[Part of a data file]
________________________

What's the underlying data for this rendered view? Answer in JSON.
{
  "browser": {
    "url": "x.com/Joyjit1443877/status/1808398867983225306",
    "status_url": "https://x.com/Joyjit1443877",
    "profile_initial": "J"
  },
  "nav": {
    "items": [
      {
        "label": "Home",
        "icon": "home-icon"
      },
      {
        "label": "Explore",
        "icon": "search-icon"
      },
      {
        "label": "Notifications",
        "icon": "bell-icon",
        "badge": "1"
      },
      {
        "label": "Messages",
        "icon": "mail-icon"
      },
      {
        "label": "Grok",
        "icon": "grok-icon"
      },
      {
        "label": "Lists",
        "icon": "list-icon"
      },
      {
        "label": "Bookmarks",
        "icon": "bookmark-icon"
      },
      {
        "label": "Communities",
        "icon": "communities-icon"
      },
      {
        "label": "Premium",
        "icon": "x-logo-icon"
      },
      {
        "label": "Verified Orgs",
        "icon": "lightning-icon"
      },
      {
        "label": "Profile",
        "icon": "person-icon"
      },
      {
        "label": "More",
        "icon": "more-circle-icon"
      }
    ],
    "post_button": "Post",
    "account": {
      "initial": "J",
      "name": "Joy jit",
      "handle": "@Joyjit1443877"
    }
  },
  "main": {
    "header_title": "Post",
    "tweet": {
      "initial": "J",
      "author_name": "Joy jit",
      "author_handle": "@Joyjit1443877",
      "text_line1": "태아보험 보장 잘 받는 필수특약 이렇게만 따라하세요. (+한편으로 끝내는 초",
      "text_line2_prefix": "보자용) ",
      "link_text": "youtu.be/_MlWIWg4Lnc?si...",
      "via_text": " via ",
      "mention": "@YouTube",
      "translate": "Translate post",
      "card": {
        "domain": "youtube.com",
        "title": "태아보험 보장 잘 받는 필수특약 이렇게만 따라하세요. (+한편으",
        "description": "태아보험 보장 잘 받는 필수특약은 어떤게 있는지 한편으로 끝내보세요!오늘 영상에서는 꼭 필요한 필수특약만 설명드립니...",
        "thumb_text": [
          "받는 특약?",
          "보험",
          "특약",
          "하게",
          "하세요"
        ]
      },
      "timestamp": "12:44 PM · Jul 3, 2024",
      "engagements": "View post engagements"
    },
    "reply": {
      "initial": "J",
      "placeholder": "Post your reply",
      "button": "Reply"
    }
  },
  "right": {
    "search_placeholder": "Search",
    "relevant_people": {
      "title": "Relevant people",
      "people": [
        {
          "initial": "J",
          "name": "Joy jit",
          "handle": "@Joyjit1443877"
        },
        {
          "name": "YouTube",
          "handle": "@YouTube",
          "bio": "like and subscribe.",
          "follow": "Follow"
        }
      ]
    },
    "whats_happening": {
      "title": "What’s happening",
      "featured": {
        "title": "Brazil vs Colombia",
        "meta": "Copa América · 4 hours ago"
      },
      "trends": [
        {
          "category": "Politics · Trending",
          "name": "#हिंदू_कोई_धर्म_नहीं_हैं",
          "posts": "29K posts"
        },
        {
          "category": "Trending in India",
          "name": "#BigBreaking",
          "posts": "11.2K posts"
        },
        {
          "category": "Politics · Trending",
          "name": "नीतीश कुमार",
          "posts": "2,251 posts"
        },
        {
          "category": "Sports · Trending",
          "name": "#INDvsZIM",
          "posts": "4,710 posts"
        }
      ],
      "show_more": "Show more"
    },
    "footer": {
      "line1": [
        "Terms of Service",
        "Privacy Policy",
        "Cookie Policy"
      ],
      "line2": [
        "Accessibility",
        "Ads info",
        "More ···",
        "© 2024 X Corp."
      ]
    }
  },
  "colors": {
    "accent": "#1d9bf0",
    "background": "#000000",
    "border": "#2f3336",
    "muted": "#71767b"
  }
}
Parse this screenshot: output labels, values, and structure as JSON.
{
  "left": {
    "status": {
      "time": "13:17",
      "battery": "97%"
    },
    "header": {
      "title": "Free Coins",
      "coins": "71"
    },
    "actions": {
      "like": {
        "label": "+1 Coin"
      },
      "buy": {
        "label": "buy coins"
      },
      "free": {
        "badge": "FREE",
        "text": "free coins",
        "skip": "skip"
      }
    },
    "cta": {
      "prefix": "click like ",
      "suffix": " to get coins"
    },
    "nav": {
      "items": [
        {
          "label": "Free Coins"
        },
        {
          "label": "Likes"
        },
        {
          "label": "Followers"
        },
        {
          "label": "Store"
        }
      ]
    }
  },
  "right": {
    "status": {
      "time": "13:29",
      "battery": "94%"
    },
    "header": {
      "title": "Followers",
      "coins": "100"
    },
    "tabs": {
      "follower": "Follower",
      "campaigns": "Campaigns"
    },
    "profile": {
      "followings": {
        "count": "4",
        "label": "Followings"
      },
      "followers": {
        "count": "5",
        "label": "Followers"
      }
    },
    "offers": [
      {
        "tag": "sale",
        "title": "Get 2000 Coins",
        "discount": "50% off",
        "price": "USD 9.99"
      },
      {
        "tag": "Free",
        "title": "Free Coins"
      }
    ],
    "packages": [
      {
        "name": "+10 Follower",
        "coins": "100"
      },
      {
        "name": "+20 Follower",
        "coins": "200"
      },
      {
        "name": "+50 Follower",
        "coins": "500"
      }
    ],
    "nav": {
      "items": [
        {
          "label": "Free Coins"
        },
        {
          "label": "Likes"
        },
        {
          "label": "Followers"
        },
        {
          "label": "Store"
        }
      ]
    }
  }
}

________________________

__Exercise objective__.
Output all of the data again, exactly.

__Written solution__.
What's the underlying data for this rendered view? Answer in JSON.
{
  "browser": {
    "url": "x.com/Joyjit1443877/status/1808398867983225306",
    "status_url": "https://x.com/Joyjit1443877",
    "profile_initial": "J"
  },
  "nav": {
    "items": [
      {
        "label": "Home",
        "icon": "home-icon"
      },
      {
        "label": "Explore",
        "icon": "search-icon"
      },
      {
        "label": "Notifications",
        "icon": "bell-icon",
        "badge": "1"
      },
      {
        "label": "Messages",
        "icon": "mail-icon"
      },
      {
        "label": "Grok",
        "icon": "grok-icon"
      },
      {
        "label": "Lists",
        "icon": "list-icon"
      },
      {
        "label": "Bookmarks",
        "icon": "bookmark-icon"
      },
      {
        "label": "Communities",
        "icon": "communities-icon"
      },
      {
        "label": "Premium",
        "icon": "x-logo-icon"
      },
      {
        "label": "Verified Orgs",
        "icon": "lightning-icon"
      },
      {
        "label": "Profile",
        "icon": "person-icon"
      },
      {
        "label": "More",
        "icon": "more-circle-icon"
      }
    ],
    "post_button": "Post",
    "account": {
      "initial": "J",
      "name": "Joy jit",
      "handle": "@Joyjit1443877"
    }
  },
  "main": {
    "header_title": "Post",
    "tweet": {
      "initial": "J",
      "author_name": "Joy jit",
      "author_handle": "@Joyjit1443877",
      "text_line1": "태아보험 보장 잘 받는 필수특약 이렇게만 따라하세요. (+한편으로 끝내는 초",
      "text_line2_prefix": "보자용) ",
      "link_text": "youtu.be/_MlWIWg4Lnc?si...",
      "via_text": " via ",
      "mention": "@YouTube",
      "translate": "Translate post",
      "card": {
        "domain": "youtube.com",
        "title": "태아보험 보장 잘 받는 필수특약 이렇게만 따라하세요. (+한편으",
        "description": "태아보험 보장 잘 받는 필수특약은 어떤게 있는지 한편으로 끝내보세요!오늘 영상에서는 꼭 필요한 필수특약만 설명드립니...",
        "thumb_text": [
          "받는 특약?",
          "보험",
          "특약",
          "하게",
          "하세요"
        ]
      },
      "timestamp": "12:44 PM · Jul 3, 2024",
      "engagements": "View post engagements"
    },
    "reply": {
      "initial": "J",
      "placeholder": "Post your reply",
      "button": "Reply"
    }
  },
  "right": {
    "search_placeholder": "Search",
    "relevant_people": {
      "title": "Relevant people",
      "people": [
        {
          "initial": "J",
          "name": "Joy jit",
          "handle": "@Joyjit1443877"
        },
        {
          "name": "YouTube",
          "handle": "@YouTube",
          "bio": "like and subscribe.",
          "follow": "Follow"
        }
      ]
    },
    "whats_happening": {
      "title": "What’s happening",
      "featured": {
        "title": "Brazil vs Colombia",
        "meta": "Copa América · 4 hours ago"
      },
      "trends": [
        {
          "category": "Politics · Trending",
          "name": "#हिंदू_कोई_धर्म_नहीं_हैं",
          "posts": "29K posts"
        },
        {
          "category": "Trending in India",
          "name": "#BigBreaking",
          "posts": "11.2K posts"
        },
        {
          "category": "Politics · Trending",
          "name": "नीतीश कुमार",
          "posts": "2,251 posts"
        },
        {
          "category": "Sports · Trending",
          "name": "#INDvsZIM",
          "posts": "4,710 posts"
        }
      ],
      "show_more": "Show more"
    },
    "footer": {
      "line1": [
        "Terms of Service",
        "Privacy Policy",
        "Cookie Policy"
      ],
      "line2": [
        "Accessibility",
        "Ads info",
        "More ···",
        "© 2024 X Corp."
      ]
    }
  },
  "colors": {
    "accent": "#1d9bf0",
    "background": "#000000",
    "border": "#2f3336",
    "muted": "#71767b"
  }
}
Parse this screenshot: output labels, values, and structure as JSON.
{
  "left": {
    "status": {
      "time": "13:17",
      "battery": "97%"
    },
    "header": {
      "title": "Free Coins",
      "coins": "71"
    },
    "actions": {
      "like": {
        "label": "+1 Coin"
      },
      "buy": {
        "label": "buy coins"
      },
      "free": {
        "badge": "FREE",
        "text": "free coins",
        "skip": "skip"
      }
    },
    "cta": {
      "prefix": "click like ",
      "suffix": " to get coins"
    },
    "nav": {
      "items": [
        {
          "label": "Free Coins"
        },
        {
          "label": "Likes"
        },
        {
          "label": "Followers"
        },
        {
          "label": "Store"
        }
      ]
    }
  },
  "right": {
    "status": {
      "time": "13:29",
      "battery": "94%"
    },
    "header": {
      "title": "Followers",
      "coins": "100"
    },
    "tabs": {
      "follower": "Follower",
      "campaigns": "Campaigns"
    },
    "profile": {
      "followings": {
        "count": "4",
        "label": "Followings"
      },
      "followers": {
        "count": "5",
        "label": "Followers"
      }
    },
    "offers": [
      {
        "tag": "sale",
        "title": "Get 2000 Coins",
        "discount": "50% off",
        "price": "USD 9.99"
      },
      {
        "tag": "Free",
        "title": "Free Coins"
      }
    ],
    "packages": [
      {
        "name": "+10 Follower",
        "coins": "100"
      },
      {
        "name": "+20 Follower",
        "coins": "200"
      },
      {
        "name": "+50 Follower",
        "coins": "500"
      }
    ],
    "nav": {
      "items": [
        {
          "label": "Free Coins"
        },
        {
          "label": "Likes"
        },
        {
          "label": "Followers"
        },
        {
          "label": "Store"
        }
      ]
    }
  }
}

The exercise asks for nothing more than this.